Nitrogen is arguably the most fundamental input in crop production. That is why nitrogen management is a key topic of interest for growers. Challenges in price and availability of nitrogen fertilizers are always points of concern. But the growing awareness of the environmental impact of fertilizer applications, especially nutrient runoff, is driving an increased regulatory burden. These factors have fueled the interest in potential alternatives, especially nitrogen-fixing and nitrogen-efficiency microbial solutions.
But this interest is not uniformly translated into widespread utilization. While in Latin America, especially Brazil, the utilization of such solutions is totally embedded into production practices. In North America, growers remain reluctant to replace chemical fertilization with biological alternatives.
What lessons can be learned from the experience in South America that could be leveraged to drive adoption of biological alternatives elsewhere? The most successful example of full-scale biofertilization is that of soybeans in Brazil.
“In Brazil, the practice of employing biological nitrogen fixation in soybean cultivation is widely adopted, with nearly all of Brazil’s soybean nitrogen needs being met through biological fixation processes,” says Artur Soares, Director of Science and Development at Simbiose, a major company provider of biological products in Brazil. “This technology has firmly established itself as an integral part of soybean production in the country. Over recent years, there has been a remarkable surge in the adoption of nitrogen-fixing products, reaching virtually 100% of growers. This surge can be attributed to the concerted efforts of organizations like Embrapa and various inoculant companies, who have conducted extensive research and launched impactful marketing campaigns.”
The Brazilian Agricultural Research Corporation (Embrapa) was established by the country’s federal government in 1973 to develop the technological foundation for a genuinely tropical model of agriculture and animal farming. The biological inputs project searches for sustainable technologies with less synthetic inputs and more economic value. It was part of a strategic effort to make Brazilian food production more resilient and less dependent on imported inputs. Driven by credit incentives, practices like inoculation and no-till were recognized as more sustainable. It became not only profitable, but fashionable in the minds of farmers.
The case for using N-fixing biological products on soybeans may seem obvious because legumes have a symbiotic relationship with vital nitrogen-fixing bacteria. This early success influenced farmers to be more open to other product categories. The development of innovative technologies based on free living bacteria able to independently fix nitrogen is promoting the expansion of Nitrogen fixing inoculation to other crops, especially corn.

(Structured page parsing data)
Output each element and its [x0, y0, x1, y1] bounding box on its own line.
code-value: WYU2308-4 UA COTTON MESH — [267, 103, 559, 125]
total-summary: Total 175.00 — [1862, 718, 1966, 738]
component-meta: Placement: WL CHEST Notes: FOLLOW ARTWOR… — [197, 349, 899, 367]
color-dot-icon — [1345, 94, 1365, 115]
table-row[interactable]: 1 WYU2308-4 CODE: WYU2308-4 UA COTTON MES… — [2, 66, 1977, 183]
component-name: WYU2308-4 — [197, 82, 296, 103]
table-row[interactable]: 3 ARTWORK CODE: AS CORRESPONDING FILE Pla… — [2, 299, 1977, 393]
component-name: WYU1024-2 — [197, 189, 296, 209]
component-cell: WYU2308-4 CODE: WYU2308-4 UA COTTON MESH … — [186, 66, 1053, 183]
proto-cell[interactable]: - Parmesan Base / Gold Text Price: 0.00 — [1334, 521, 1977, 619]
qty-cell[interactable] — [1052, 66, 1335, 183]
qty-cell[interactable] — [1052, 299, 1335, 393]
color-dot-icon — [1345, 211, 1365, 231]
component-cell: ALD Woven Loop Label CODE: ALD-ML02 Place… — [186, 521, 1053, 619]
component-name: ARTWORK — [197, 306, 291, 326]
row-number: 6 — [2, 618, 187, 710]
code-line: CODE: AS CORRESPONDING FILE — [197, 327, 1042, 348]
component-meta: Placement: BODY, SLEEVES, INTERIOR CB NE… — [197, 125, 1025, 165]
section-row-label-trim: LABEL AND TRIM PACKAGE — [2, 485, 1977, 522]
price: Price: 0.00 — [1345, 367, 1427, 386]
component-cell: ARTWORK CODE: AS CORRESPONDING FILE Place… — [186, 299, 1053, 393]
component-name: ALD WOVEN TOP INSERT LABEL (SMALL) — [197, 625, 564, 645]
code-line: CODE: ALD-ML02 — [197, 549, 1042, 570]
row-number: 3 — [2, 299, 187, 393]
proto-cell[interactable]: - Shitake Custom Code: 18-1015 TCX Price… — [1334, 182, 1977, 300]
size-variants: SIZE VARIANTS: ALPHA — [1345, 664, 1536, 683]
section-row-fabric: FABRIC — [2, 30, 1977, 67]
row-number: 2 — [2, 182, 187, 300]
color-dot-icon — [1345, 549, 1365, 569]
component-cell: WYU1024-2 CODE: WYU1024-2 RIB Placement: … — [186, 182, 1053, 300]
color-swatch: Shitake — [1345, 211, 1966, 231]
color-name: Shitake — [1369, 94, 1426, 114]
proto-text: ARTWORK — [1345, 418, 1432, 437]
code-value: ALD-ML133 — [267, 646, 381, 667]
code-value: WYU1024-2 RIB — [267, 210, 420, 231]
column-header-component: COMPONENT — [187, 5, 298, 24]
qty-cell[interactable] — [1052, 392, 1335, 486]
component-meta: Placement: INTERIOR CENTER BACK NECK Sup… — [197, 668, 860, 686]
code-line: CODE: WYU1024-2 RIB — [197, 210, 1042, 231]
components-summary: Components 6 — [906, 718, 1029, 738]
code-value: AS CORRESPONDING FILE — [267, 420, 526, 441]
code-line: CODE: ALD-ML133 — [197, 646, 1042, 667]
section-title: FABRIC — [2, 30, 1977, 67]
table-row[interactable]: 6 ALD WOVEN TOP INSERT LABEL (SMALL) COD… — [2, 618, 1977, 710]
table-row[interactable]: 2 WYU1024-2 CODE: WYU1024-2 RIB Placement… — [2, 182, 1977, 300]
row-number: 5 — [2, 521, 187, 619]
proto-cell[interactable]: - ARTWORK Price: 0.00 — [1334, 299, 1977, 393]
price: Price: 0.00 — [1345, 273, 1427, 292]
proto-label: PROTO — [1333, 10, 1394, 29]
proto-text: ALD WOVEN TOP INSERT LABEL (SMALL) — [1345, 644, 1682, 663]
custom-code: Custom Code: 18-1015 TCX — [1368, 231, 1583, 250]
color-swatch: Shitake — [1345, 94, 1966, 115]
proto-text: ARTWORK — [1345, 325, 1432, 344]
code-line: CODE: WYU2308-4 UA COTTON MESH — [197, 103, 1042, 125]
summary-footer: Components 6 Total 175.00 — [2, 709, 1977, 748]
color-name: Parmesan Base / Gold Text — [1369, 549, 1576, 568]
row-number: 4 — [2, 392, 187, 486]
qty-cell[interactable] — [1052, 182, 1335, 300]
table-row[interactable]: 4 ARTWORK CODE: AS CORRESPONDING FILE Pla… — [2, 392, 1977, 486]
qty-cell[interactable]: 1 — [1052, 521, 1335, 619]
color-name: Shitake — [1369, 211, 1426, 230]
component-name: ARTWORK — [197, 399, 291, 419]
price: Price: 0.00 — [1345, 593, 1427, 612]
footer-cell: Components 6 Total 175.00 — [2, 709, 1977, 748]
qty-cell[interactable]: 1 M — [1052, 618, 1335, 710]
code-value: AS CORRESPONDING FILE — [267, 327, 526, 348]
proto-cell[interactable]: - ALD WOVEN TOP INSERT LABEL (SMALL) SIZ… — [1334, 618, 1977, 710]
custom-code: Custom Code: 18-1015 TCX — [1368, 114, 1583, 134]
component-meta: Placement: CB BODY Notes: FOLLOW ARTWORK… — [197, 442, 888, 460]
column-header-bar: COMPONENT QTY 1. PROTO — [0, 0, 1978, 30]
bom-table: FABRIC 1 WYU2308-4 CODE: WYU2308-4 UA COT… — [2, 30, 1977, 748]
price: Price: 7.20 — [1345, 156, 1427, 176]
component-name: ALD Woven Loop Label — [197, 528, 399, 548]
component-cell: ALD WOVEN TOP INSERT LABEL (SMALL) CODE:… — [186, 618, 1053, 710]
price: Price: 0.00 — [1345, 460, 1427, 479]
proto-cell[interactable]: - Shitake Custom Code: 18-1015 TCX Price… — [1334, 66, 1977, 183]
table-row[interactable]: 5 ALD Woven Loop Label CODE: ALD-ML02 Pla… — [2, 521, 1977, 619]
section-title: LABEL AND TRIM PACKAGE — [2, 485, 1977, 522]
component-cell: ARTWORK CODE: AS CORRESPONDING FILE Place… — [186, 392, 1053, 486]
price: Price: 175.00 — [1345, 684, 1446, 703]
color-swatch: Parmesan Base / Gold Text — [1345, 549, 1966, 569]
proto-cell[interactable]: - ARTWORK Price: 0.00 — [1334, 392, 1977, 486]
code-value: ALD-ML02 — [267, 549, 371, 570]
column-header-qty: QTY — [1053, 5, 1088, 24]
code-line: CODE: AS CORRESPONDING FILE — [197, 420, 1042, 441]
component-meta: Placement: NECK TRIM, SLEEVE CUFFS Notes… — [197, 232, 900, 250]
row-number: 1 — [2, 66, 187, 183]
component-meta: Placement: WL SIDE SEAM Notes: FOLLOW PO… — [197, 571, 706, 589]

◆ BRIEF 1
Retype the section of the nitrogen-fixation text starting with "What lessons can" and going on through "soybeans in Brazil.".
◆ BRIEF 2
Name every country or world region mentioned in the nitrogen-fixation text.

◆ ANSWER SPACE 1
What lessons can be learned from the experience in South America that could be leveraged to drive adoption of biological alternatives elsewhere? The most successful example of full-scale biofertilization is that of soybeans in Brazil.

◆ ANSWER SPACE 2
Latin America, Brazil, North America, South America